▶ [INPUT]
---*---
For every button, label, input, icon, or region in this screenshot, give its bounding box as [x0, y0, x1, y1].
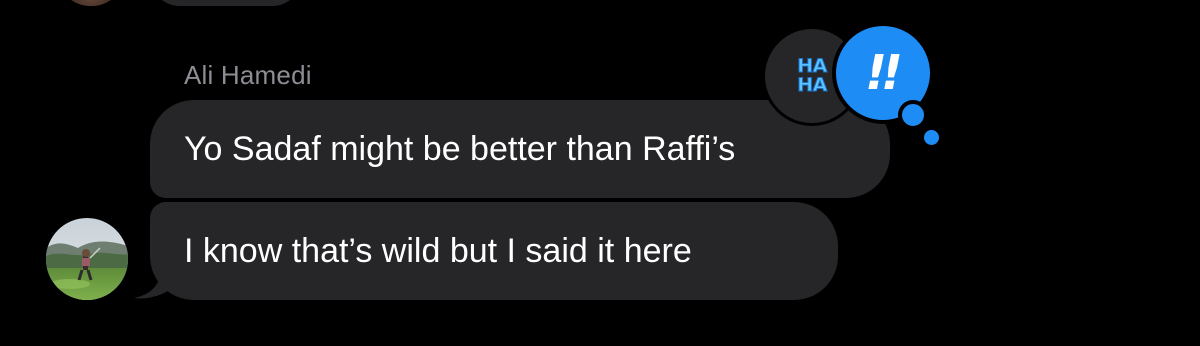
- reaction-bubble-dot-small: [924, 130, 939, 145]
- message-bubble[interactable]: Yo Sadaf might be better than Raffi’s: [150, 100, 890, 198]
- double-exclamation-icon: !!: [865, 45, 903, 101]
- previous-message-bubble[interactable]: [150, 0, 302, 6]
- message-text: I know that’s wild but I said it here: [184, 232, 692, 270]
- message-bubble[interactable]: I know that’s wild but I said it here: [150, 202, 838, 300]
- haha-tapback-icon: HA HA: [797, 56, 828, 96]
- previous-avatar[interactable]: [62, 0, 120, 6]
- haha-line-2: HA: [797, 74, 828, 96]
- avatar-photo-icon: [46, 218, 128, 300]
- reaction-bubble-dot: [898, 100, 928, 130]
- sender-name: Ali Hamedi: [184, 60, 312, 90]
- contact-avatar[interactable]: [46, 218, 128, 300]
- message-text: Yo Sadaf might be better than Raffi’s: [184, 130, 736, 168]
- message-thread: Ali Hamedi Yo Sadaf might be better than…: [0, 0, 1200, 346]
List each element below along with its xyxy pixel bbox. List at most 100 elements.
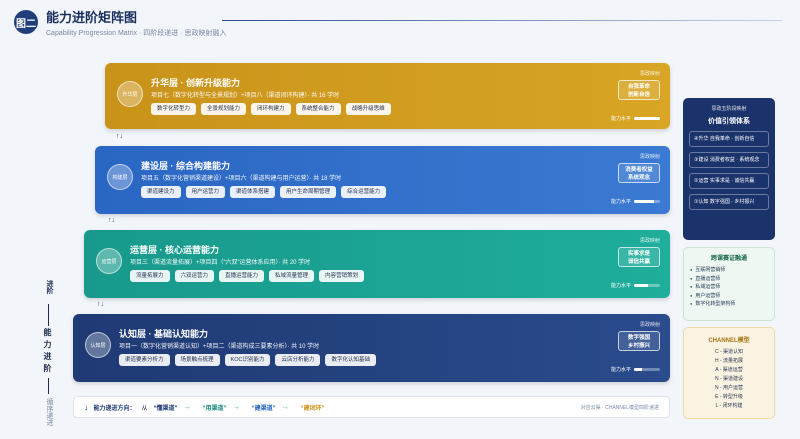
panel-item: ④升华 自我革命 · 创新自信	[689, 131, 769, 147]
layer-tag: 内容营销策划	[319, 270, 365, 282]
layer-card-construction: 构建层 建设层 · 综合构建能力 项目五（数字化营销渠道建设）+项目六（渠道构建…	[95, 146, 670, 214]
layer-tag: 场景触点梳理	[174, 354, 220, 366]
layer-tag: 渠道要素分析力	[119, 354, 170, 366]
panel-item: ②运营 实事求是 · 诚信共赢	[689, 173, 769, 189]
footer-step: “懂渠道”	[153, 405, 178, 412]
right-arrow-icon: →	[232, 403, 240, 411]
layer-desc: 项目五（数字化营销渠道建设）+项目六（渠道构建与用户运营）· 共 18 学时	[141, 176, 342, 182]
footer-from: 从	[141, 405, 148, 412]
map-value: 实事求是 诚信共赢	[618, 247, 660, 267]
layer-icon: 构建层	[107, 164, 133, 190]
list-item: N - 渠道建设	[714, 376, 744, 382]
layer-tag: 综合运营能力	[341, 186, 387, 198]
layer-desc: 项目三（渠道流量拓展）+项目四（“六双”运营体系应用）· 共 20 学时	[130, 260, 311, 266]
map-value: 数字强国 乡村振兴	[618, 331, 660, 351]
footer-step: “建渠道”	[251, 405, 276, 412]
level-label: 能力水平	[610, 199, 631, 205]
list-item: L - 闭环构建	[715, 403, 743, 409]
layer-tag: 全景规划能力	[201, 103, 247, 115]
layer-tag: 战略升级思维	[345, 103, 391, 115]
layer-icon: 认知层	[85, 332, 111, 358]
layer-title: 建设层 · 综合构建能力	[141, 161, 230, 171]
axis-main-label: 能力进阶	[42, 326, 53, 378]
layer-icon: 运营层	[96, 248, 122, 274]
map-label: 思政映射	[639, 154, 660, 160]
map-value: 消费者权益 系统观念	[618, 163, 660, 183]
panel-item: ③建设 消费者权益 · 系统观念	[689, 152, 769, 168]
footer-label: 能力递进方向：	[93, 405, 136, 412]
progression-footer: ↓ 能力递进方向： 从 “懂渠道” → “用渠道” → “建渠道” → “建闭环…	[73, 396, 670, 418]
axis-top-label: 进阶	[46, 280, 53, 294]
layer-tag: 系统整合能力	[295, 103, 341, 115]
axis-bottom-label: 循序递进	[46, 398, 53, 426]
panel-title: 跨课赛证融通	[710, 256, 747, 262]
list-item: 互联网营销师	[690, 266, 768, 275]
level-fill	[634, 284, 649, 287]
list-item: H - 流量拓展	[714, 358, 744, 364]
list-item: 用户运营师	[690, 292, 768, 301]
panel-title: CHANNEL模型	[708, 338, 750, 344]
panel-title: 价值引领体系	[708, 118, 750, 125]
header-divider	[222, 20, 782, 21]
right-arrow-icon: →	[183, 403, 191, 411]
layer-tag: KOC识别能力	[224, 354, 271, 366]
level-indicator: 能力水平	[611, 282, 660, 289]
right-arrow-icon: →	[281, 403, 289, 411]
layer-tag: 闭环构建力	[251, 103, 291, 115]
list-item: C - 渠道认知	[714, 349, 744, 355]
header: 图二 能力进阶矩阵图 Capability Progression Matrix…	[14, 10, 226, 38]
map-value: 自我革命 创新自信	[618, 80, 660, 100]
list-item: 数字化转型架构师	[690, 300, 768, 309]
layer-card-operation: 运营层 运营层 · 核心运营能力 项目三（渠道流量拓展）+项目四（“六双”运营体…	[84, 230, 670, 298]
level-indicator: 能力水平	[611, 115, 660, 122]
layer-icon: 升华层	[117, 81, 143, 107]
list-item: E - 转型升级	[715, 394, 743, 400]
layer-card-sublimation: 升华层 升华层 · 创新升级能力 项目七（数字化转型与全景规划）+项目八（渠道闭…	[105, 63, 670, 129]
value-guidance-panel: 思政五阶段映射 价值引领体系 ④升华 自我革命 · 创新自信 ③建设 消费者权益…	[683, 98, 775, 240]
figure-badge: 图二	[14, 10, 38, 34]
layer-tag: 渠道体系搭建	[230, 186, 276, 198]
level-label: 能力水平	[610, 367, 631, 373]
list-item: N - 用户运营	[714, 385, 744, 391]
progression-axis: 进阶 能力进阶 循序递进	[42, 280, 54, 430]
up-arrow-icon: ↑↓	[108, 217, 115, 224]
list-item: 私域运营师	[690, 283, 768, 292]
layer-tag: 用户运营力	[185, 186, 226, 198]
layer-desc: 项目一（数字化营销渠道认知）+项目二（渠道构成三要素分析）· 共 10 学时	[119, 344, 320, 350]
list-item: 直播运营师	[690, 275, 768, 284]
map-label: 思政映射	[639, 71, 660, 77]
level-label: 能力水平	[610, 283, 631, 289]
layer-tag: 私域流量管理	[269, 270, 315, 282]
layer-tag: 用户生命周期管理	[280, 186, 337, 198]
layer-tag: 直播运营能力	[219, 270, 265, 282]
level-indicator: 能力水平	[611, 366, 660, 373]
layer-title: 运营层 · 核心运营能力	[130, 245, 219, 255]
layer-tag: 流量拓展力	[130, 270, 170, 282]
footer-step: “建闭环”	[300, 405, 325, 412]
footer-note: 对应云渠 · CHANNEL模型四阶递进	[580, 404, 659, 411]
level-indicator: 能力水平	[611, 198, 660, 205]
up-arrow-icon: ↑↓	[97, 301, 104, 308]
layer-title: 升华层 · 创新升级能力	[151, 78, 240, 88]
footer-step: “用渠道”	[202, 405, 227, 412]
level-fill	[634, 368, 642, 371]
level-label: 能力水平	[610, 116, 631, 122]
down-arrow-icon: ↓	[84, 402, 89, 412]
list-item: A - 渠道运营	[715, 367, 743, 373]
layer-tag: 云店分析能力	[275, 354, 321, 366]
level-fill	[634, 117, 660, 120]
layer-title: 认知层 · 基础认知能力	[119, 329, 208, 339]
layer-tag: 数字化认知基础	[325, 354, 376, 366]
layer-tag: 六双运营力	[174, 270, 215, 282]
level-fill	[634, 200, 654, 203]
panel-label: 思政五阶段映射	[711, 106, 747, 112]
layer-tag: 数字化转型力	[151, 103, 197, 115]
layer-card-cognition: 认知层 认知层 · 基础认知能力 项目一（数字化营销渠道认知）+项目二（渠道构成…	[73, 314, 670, 382]
map-label: 思政映射	[639, 238, 660, 244]
map-label: 思政映射	[639, 322, 660, 328]
channel-model-panel: CHANNEL模型 C - 渠道认知 H - 流量拓展 A - 渠道运营 N -…	[683, 327, 775, 419]
up-arrow-icon: ↑↓	[116, 133, 123, 140]
certificate-panel: 跨课赛证融通 互联网营销师 直播运营师 私域运营师 用户运营师 数字化转型架构师	[683, 247, 775, 321]
panel-item: ①认知 数字强国 · 乡村振兴	[689, 194, 769, 210]
page-subtitle: Capability Progression Matrix · 四阶段递进 · …	[46, 30, 227, 37]
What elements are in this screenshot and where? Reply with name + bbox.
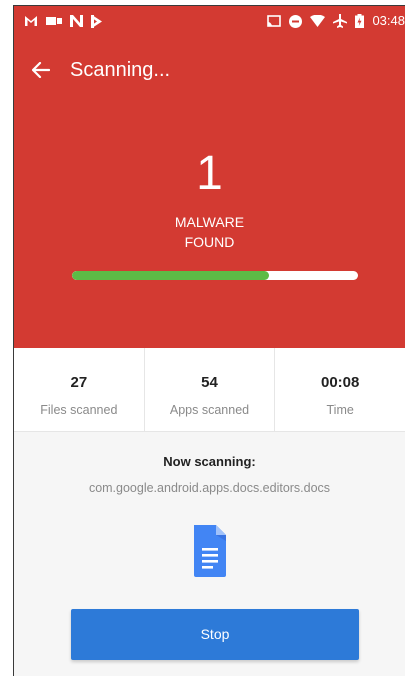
status-bar-right: 03:48 xyxy=(267,12,405,30)
apps-scanned-label: Apps scanned xyxy=(169,403,250,417)
now-scanning-label: Now scanning: xyxy=(163,454,256,469)
apps-scanned-value: 54 xyxy=(201,374,218,391)
download-icon xyxy=(91,14,102,28)
scan-progress-fill xyxy=(72,271,270,280)
screen-cast-icon xyxy=(267,15,282,27)
time-value: 00:08 xyxy=(320,374,360,391)
scanning-package-name: com.google.android.apps.docs.editors.doc… xyxy=(88,481,331,495)
files-scanned-label: Files scanned xyxy=(40,403,118,417)
page-title: Scanning... xyxy=(70,59,171,81)
scan-result-panel: 03:48 Scanning... 1 MALWARE FOUND xyxy=(14,6,405,348)
app-bar: Scanning... xyxy=(14,51,405,91)
time-label: Time xyxy=(326,403,354,417)
gmail-icon xyxy=(25,16,37,26)
stat-time: 00:08 Time xyxy=(275,348,405,431)
back-button[interactable] xyxy=(28,57,54,83)
status-bar: 03:48 xyxy=(14,6,405,36)
arrow-back-icon xyxy=(32,62,50,78)
now-scanning-panel: Now scanning: com.google.android.apps.do… xyxy=(14,431,405,676)
google-docs-icon xyxy=(194,525,226,577)
status-time: 03:48 xyxy=(372,13,405,28)
scan-stats: 27 Files scanned 54 Apps scanned 00:08 T… xyxy=(14,348,405,431)
notification-icon xyxy=(70,15,83,27)
stop-button[interactable]: Stop xyxy=(71,609,359,660)
cast-icon xyxy=(46,17,62,25)
wifi-icon xyxy=(310,15,326,27)
files-scanned-value: 27 xyxy=(70,374,88,391)
stat-apps-scanned: 54 Apps scanned xyxy=(145,348,276,431)
stat-files-scanned: 27 Files scanned xyxy=(14,348,145,431)
status-bar-left xyxy=(24,12,103,30)
malware-label-line1: MALWARE xyxy=(174,214,245,230)
malware-found-label: MALWARE FOUND xyxy=(14,212,405,252)
malware-count: 1 xyxy=(196,147,223,200)
scan-progress-bar xyxy=(72,271,358,280)
do-not-disturb-icon xyxy=(289,14,303,28)
malware-label-line2: FOUND xyxy=(184,234,235,250)
app-window: 03:48 Scanning... 1 MALWARE FOUND 27 Fil… xyxy=(13,5,405,676)
airplane-mode-icon xyxy=(333,14,348,28)
battery-icon xyxy=(355,14,365,28)
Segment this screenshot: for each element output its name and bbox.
---*---
Copy out, without alteration, everything from the line containing "panel-item: ④升华 自我革命" down to the line containing "154, 660, 160]", including both of those lines.

panel-item: ④升华 自我革命 · 创新自信	[689, 131, 769, 147]
layer-tag: 内容营销策划	[319, 270, 365, 282]
layer-card-construction: 构建层 建设层 · 综合构建能力 项目五（数字化营销渠道建设）+项目六（渠道构建…	[95, 146, 670, 214]
layer-tag: 场景触点梳理	[174, 354, 220, 366]
layer-tag: 渠道要素分析力	[119, 354, 170, 366]
panel-item: ②运营 实事求是 · 诚信共赢	[689, 173, 769, 189]
footer-step: “懂渠道”	[153, 405, 178, 412]
right-arrow-icon: →	[232, 403, 240, 411]
layer-desc: 项目五（数字化营销渠道建设）+项目六（渠道构建与用户运营）· 共 18 学时	[141, 176, 342, 182]
footer-from: 从	[141, 405, 148, 412]
map-value: 实事求是 诚信共赢	[618, 247, 660, 267]
layer-icon: 构建层	[107, 164, 133, 190]
list-item: N - 渠道建设	[714, 376, 744, 382]
layer-tag: 综合运营能力	[341, 186, 387, 198]
layer-desc: 项目三（渠道流量拓展）+项目四（“六双”运营体系应用）· 共 20 学时	[130, 260, 311, 266]
map-value: 数字强国 乡村振兴	[618, 331, 660, 351]
footer-step: “建渠道”	[251, 405, 276, 412]
level-label: 能力水平	[610, 199, 631, 205]
list-item: L - 闭环构建	[715, 403, 743, 409]
layer-tag: 全景规划能力	[201, 103, 247, 115]
layer-tag: 战略升级思维	[345, 103, 391, 115]
layer-icon: 认知层	[85, 332, 111, 358]
layer-title: 建设层 · 综合构建能力	[141, 161, 230, 171]
axis-main-label: 能力进阶	[42, 326, 53, 378]
layer-icon: 运营层	[96, 248, 122, 274]
map-label: 思政映射	[639, 154, 660, 160]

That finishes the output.